Records provided —
━━━━━━

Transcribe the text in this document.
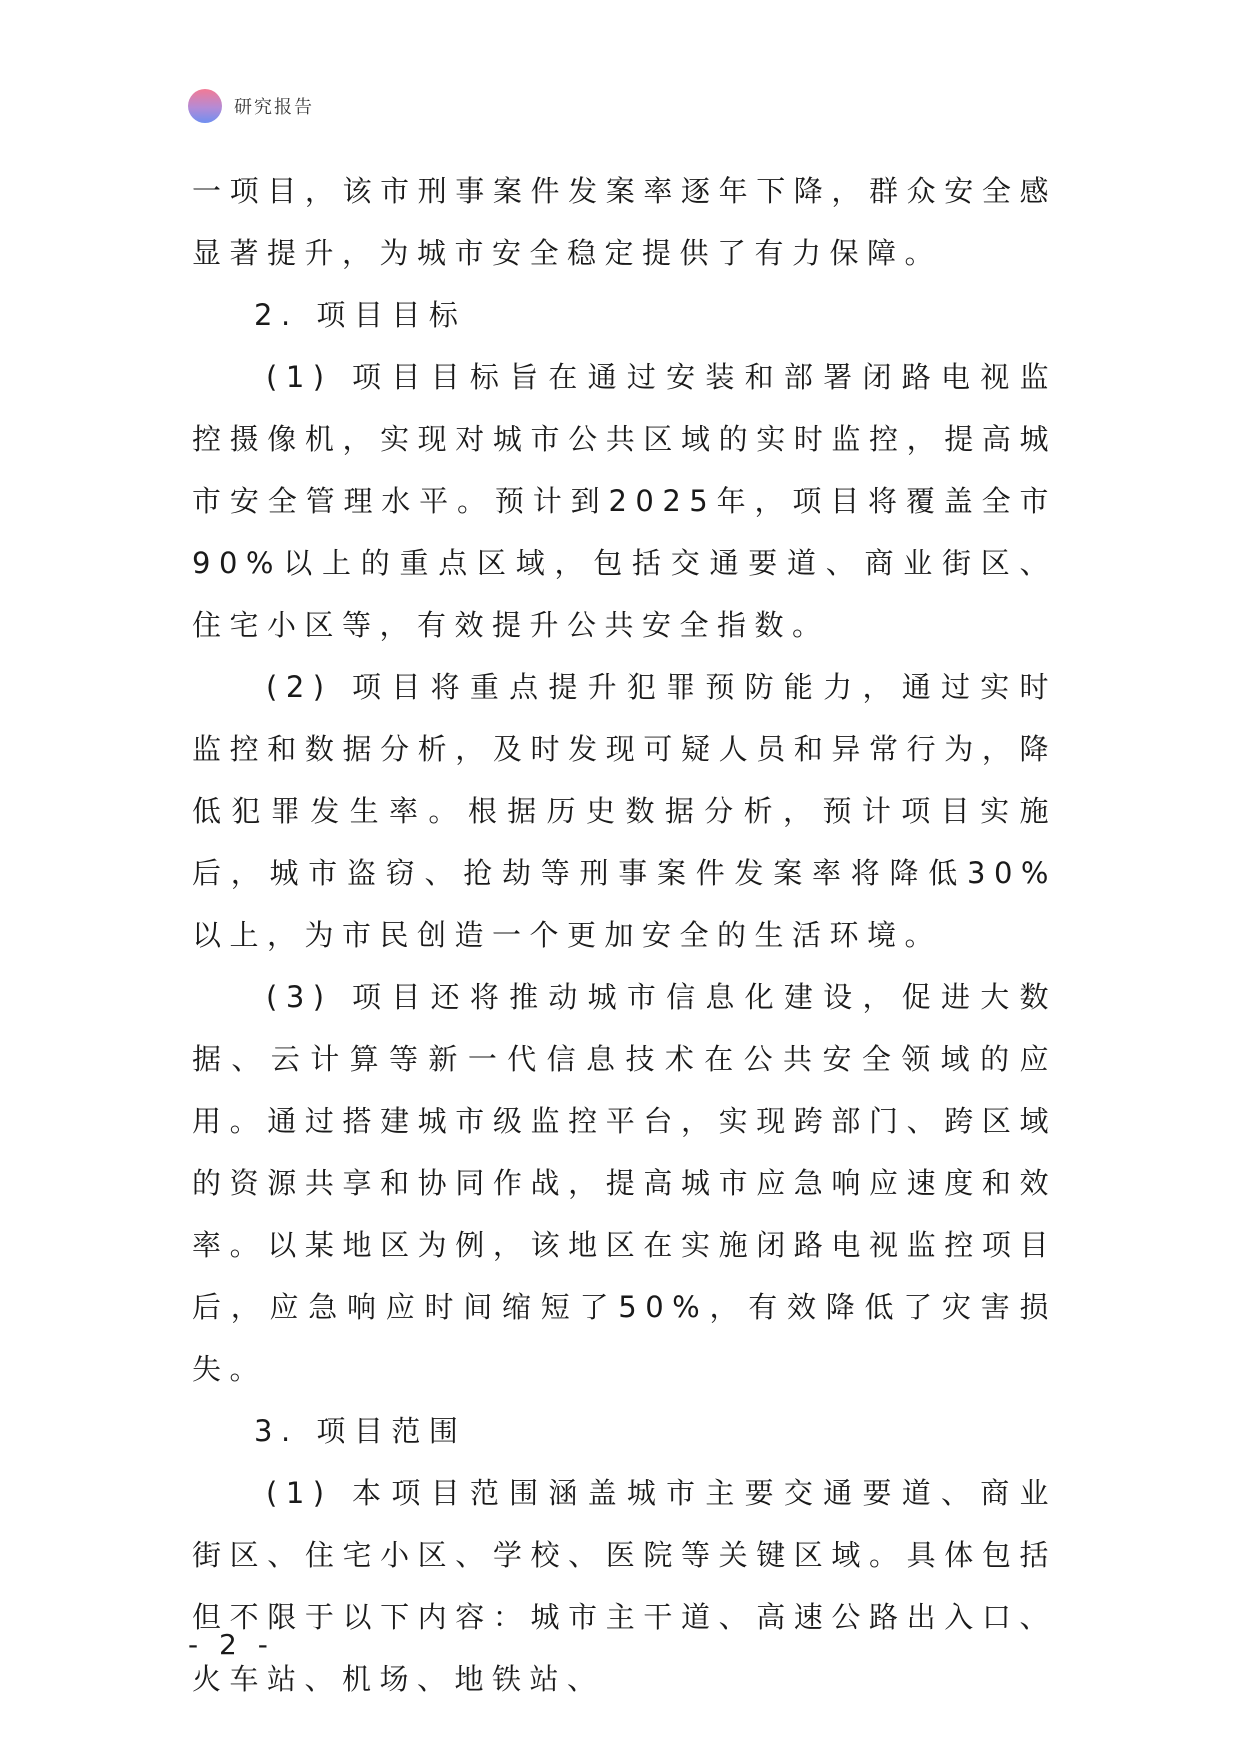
研究报告

一项目，该市刑事案件发案率逐年下降，群众安全感显著提升，为城市安全稳定提供了有力保障。

2. 项目目标

(1) 项目目标旨在通过安装和部署闭路电视监控摄像机，实现对城市公共区域的实时监控，提高城市安全管理水平。预计到2025年，项目将覆盖全市90%以上的重点区域，包括交通要道、商业街区、住宅小区等，有效提升公共安全指数。

(2) 项目将重点提升犯罪预防能力，通过实时监控和数据分析，及时发现可疑人员和异常行为，降低犯罪发生率。根据历史数据分析，预计项目实施后，城市盗窃、抢劫等刑事案件发案率将降低30%以上，为市民创造一个更加安全的生活环境。

(3) 项目还将推动城市信息化建设，促进大数据、云计算等新一代信息技术在公共安全领域的应用。通过搭建城市级监控平台，实现跨部门、跨区域的资源共享和协同作战，提高城市应急响应速度和效率。以某地区为例，该地区在实施闭路电视监控项目后，应急响应时间缩短了50%，有效降低了灾害损失。

3. 项目范围

(1) 本项目范围涵盖城市主要交通要道、商业街区、住宅小区、学校、医院等关键区域。具体包括但不限于以下内容：城市主干道、高速公路出入口、火车站、机场、地铁站、

- 2 -
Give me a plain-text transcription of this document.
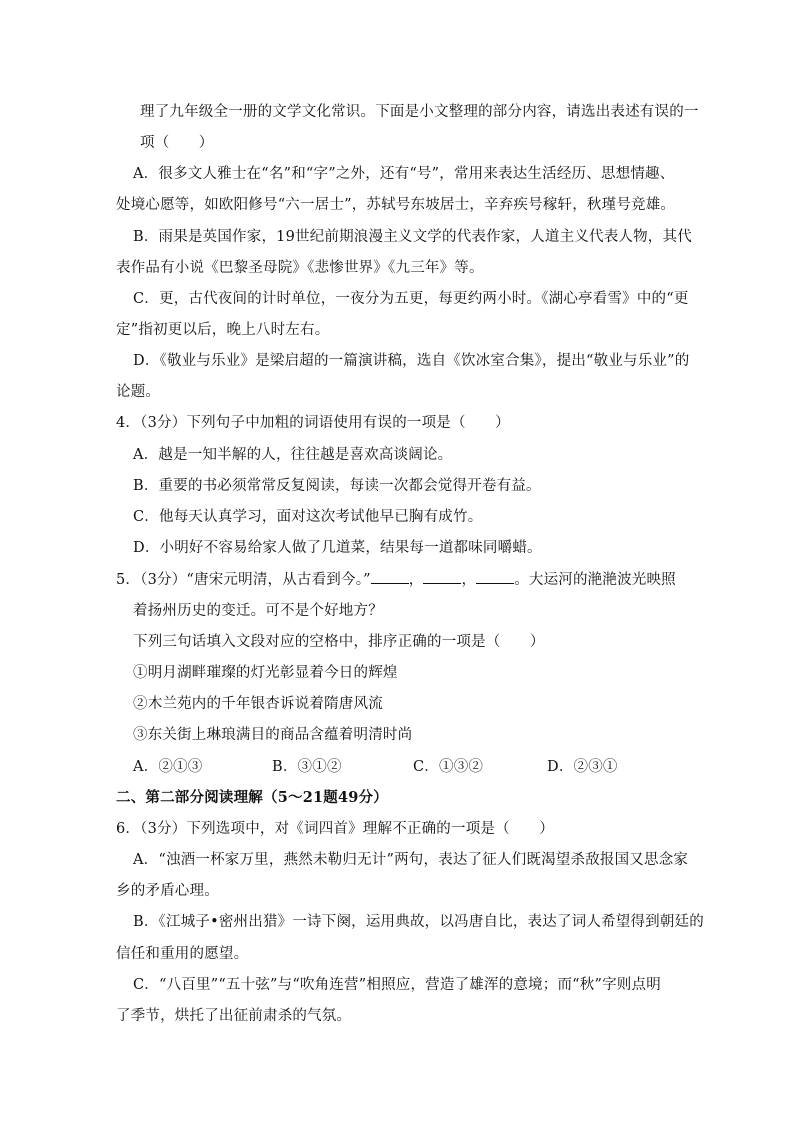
理了九年级全一册的文学文化常识。下面是小文整理的部分内容，请选出表述有误的一
项（　　）
A．很多文人雅士在“名”和“字”之外，还有“号”，常用来表达生活经历、思想情趣、
处境心愿等，如欧阳修号“六一居士”，苏轼号东坡居士，辛弃疾号稼轩，秋瑾号竞雄。
B．雨果是英国作家，19世纪前期浪漫主义文学的代表作家，人道主义代表人物，其代
表作品有小说《巴黎圣母院》《悲惨世界》《九三年》等。
C．更，古代夜间的计时单位，一夜分为五更，每更约两小时。《湖心亭看雪》中的“更
定”指初更以后，晚上八时左右。
D．《敬业与乐业》是梁启超的一篇演讲稿，选自《饮冰室合集》，提出“敬业与乐业”的
论题。
4．（3分）下列句子中加粗的词语使用有误的一项是（　　）
A．越是一知半解的人，往往越是喜欢高谈阔论。
B．重要的书必须常常反复阅读，每读一次都会觉得开卷有益。
C．他每天认真学习，面对这次考试他早已胸有成竹。
D．小明好不容易给家人做了几道菜，结果每一道都味同嚼蜡。
5．（3分）“唐宋元明清，从古看到今。”	，	，	。大运河的滟滟波光映照
着扬州历史的变迁。可不是个好地方？
下列三句话填入文段对应的空格中，排序正确的一项是（　　）
①明月湖畔璀璨的灯光彰显着今日的辉煌
②木兰苑内的千年银杏诉说着隋唐风流
③东关街上琳琅满目的商品含蕴着明清时尚
A．②①③	B．③①②	C．①③②	D．②③①
二、第二部分阅读理解（5～21题49分）
6．（3分）下列选项中，对《词四首》理解不正确的一项是（　　）
A．“浊酒一杯家万里，燕然未勒归无计”两句，表达了征人们既渴望杀敌报国又思念家
乡的矛盾心理。
B．《江城子•密州出猎》一诗下阕，运用典故，以冯唐自比，表达了词人希望得到朝廷的
信任和重用的愿望。
C．“八百里”“五十弦”与“吹角连营”相照应，营造了雄浑的意境；而“秋”字则点明
了季节，烘托了出征前肃杀的气氛。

━━━━━━

Your objective — Omit the pictures and reproduce the listing exactly.

Result —
Transcribe the text in this document.
研究报告

一项目，该市刑事案件发案率逐年下降，群众安全感显著提升，为城市安全稳定提供了有力保障。

2. 项目目标

(1) 项目目标旨在通过安装和部署闭路电视监控摄像机，实现对城市公共区域的实时监控，提高城市安全管理水平。预计到2025年，项目将覆盖全市90%以上的重点区域，包括交通要道、商业街区、住宅小区等，有效提升公共安全指数。

(2) 项目将重点提升犯罪预防能力，通过实时监控和数据分析，及时发现可疑人员和异常行为，降低犯罪发生率。根据历史数据分析，预计项目实施后，城市盗窃、抢劫等刑事案件发案率将降低30%以上，为市民创造一个更加安全的生活环境。

(3) 项目还将推动城市信息化建设，促进大数据、云计算等新一代信息技术在公共安全领域的应用。通过搭建城市级监控平台，实现跨部门、跨区域的资源共享和协同作战，提高城市应急响应速度和效率。以某地区为例，该地区在实施闭路电视监控项目后，应急响应时间缩短了50%，有效降低了灾害损失。

3. 项目范围

(1) 本项目范围涵盖城市主要交通要道、商业街区、住宅小区、学校、医院等关键区域。具体包括但不限于以下内容：城市主干道、高速公路出入口、火车站、机场、地铁站、

- 2 -
Give me a plain-text transcription of this document.
理了九年级全一册的文学文化常识。下面是小文整理的部分内容，请选出表述有误的一
项（　　）
A．很多文人雅士在“名”和“字”之外，还有“号”，常用来表达生活经历、思想情趣、
处境心愿等，如欧阳修号“六一居士”，苏轼号东坡居士，辛弃疾号稼轩，秋瑾号竞雄。
B．雨果是英国作家，19世纪前期浪漫主义文学的代表作家，人道主义代表人物，其代
表作品有小说《巴黎圣母院》《悲惨世界》《九三年》等。
C．更，古代夜间的计时单位，一夜分为五更，每更约两小时。《湖心亭看雪》中的“更
定”指初更以后，晚上八时左右。
D．《敬业与乐业》是梁启超的一篇演讲稿，选自《饮冰室合集》，提出“敬业与乐业”的
论题。
4．（3分）下列句子中加粗的词语使用有误的一项是（　　）
A．越是一知半解的人，往往越是喜欢高谈阔论。
B．重要的书必须常常反复阅读，每读一次都会觉得开卷有益。
C．他每天认真学习，面对这次考试他早已胸有成竹。
D．小明好不容易给家人做了几道菜，结果每一道都味同嚼蜡。
5．（3分）“唐宋元明清，从古看到今。”	，	，	。大运河的滟滟波光映照
着扬州历史的变迁。可不是个好地方？
下列三句话填入文段对应的空格中，排序正确的一项是（　　）
①明月湖畔璀璨的灯光彰显着今日的辉煌
②木兰苑内的千年银杏诉说着隋唐风流
③东关街上琳琅满目的商品含蕴着明清时尚
A．②①③	B．③①②	C．①③②	D．②③①
二、第二部分阅读理解（5～21题49分）
6．（3分）下列选项中，对《词四首》理解不正确的一项是（　　）
A．“浊酒一杯家万里，燕然未勒归无计”两句，表达了征人们既渴望杀敌报国又思念家
乡的矛盾心理。
B．《江城子•密州出猎》一诗下阕，运用典故，以冯唐自比，表达了词人希望得到朝廷的
信任和重用的愿望。
C．“八百里”“五十弦”与“吹角连营”相照应，营造了雄浑的意境；而“秋”字则点明
了季节，烘托了出征前肃杀的气氛。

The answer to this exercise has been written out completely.